[Requirement]
Find each line with the word "Weekly" and copy it.

[Source data]
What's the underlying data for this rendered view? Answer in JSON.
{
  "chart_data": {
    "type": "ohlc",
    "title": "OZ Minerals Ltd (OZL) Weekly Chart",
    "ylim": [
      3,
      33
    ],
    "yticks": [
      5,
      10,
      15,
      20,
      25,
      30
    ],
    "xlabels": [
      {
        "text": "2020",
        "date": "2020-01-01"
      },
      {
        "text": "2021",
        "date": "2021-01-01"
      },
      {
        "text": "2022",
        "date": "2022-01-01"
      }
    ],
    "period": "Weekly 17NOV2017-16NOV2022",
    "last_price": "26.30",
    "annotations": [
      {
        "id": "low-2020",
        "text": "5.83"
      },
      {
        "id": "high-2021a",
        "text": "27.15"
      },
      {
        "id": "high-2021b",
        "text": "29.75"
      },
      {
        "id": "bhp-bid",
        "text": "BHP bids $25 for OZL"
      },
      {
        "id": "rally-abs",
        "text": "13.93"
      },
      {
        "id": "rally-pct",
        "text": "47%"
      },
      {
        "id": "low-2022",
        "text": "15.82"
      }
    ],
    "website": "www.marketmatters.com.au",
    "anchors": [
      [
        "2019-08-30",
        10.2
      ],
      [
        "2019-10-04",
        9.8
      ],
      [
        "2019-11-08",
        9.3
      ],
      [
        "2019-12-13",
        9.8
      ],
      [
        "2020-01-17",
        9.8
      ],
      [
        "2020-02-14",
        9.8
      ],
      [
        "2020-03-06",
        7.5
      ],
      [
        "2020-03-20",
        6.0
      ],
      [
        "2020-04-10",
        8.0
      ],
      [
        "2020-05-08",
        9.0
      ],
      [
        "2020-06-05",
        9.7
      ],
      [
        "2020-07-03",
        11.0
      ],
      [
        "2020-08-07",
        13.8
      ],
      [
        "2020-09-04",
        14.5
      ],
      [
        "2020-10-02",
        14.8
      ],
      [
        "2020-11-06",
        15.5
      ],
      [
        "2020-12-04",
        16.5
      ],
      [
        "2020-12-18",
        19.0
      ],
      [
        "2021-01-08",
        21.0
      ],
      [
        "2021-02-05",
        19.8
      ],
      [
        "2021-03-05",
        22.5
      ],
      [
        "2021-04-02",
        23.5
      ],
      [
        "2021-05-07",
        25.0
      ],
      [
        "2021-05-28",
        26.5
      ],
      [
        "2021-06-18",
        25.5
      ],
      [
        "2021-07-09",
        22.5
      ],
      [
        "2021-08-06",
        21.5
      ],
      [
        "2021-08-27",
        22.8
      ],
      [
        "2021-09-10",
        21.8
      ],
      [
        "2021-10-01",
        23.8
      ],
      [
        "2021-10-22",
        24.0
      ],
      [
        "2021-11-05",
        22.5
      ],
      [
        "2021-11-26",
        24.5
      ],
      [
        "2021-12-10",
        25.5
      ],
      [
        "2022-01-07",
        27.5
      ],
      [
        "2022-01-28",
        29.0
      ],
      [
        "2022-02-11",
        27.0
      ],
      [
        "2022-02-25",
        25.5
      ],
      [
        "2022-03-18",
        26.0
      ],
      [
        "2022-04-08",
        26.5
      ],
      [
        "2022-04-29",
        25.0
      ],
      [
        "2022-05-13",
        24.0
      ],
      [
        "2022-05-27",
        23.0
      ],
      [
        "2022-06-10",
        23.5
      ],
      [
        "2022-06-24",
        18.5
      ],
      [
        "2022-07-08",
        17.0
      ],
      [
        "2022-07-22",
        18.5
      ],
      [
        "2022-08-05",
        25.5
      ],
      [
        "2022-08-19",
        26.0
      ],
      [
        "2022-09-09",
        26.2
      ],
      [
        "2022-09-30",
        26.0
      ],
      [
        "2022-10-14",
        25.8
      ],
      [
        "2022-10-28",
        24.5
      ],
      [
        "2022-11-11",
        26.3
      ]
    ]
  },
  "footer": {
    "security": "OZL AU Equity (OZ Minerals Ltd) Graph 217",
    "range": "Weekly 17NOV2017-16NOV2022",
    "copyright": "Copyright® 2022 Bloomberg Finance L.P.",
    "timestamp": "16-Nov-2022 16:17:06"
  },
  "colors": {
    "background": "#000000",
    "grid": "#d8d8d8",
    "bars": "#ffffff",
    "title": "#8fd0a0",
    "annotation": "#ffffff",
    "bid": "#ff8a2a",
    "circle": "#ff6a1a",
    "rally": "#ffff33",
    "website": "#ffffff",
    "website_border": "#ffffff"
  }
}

[Result]
    "title": "OZ Minerals Ltd (OZL) Weekly Chart",
    "period": "Weekly 17NOV2017-16NOV2022",
    "range": "Weekly 17NOV2017-16NOV2022",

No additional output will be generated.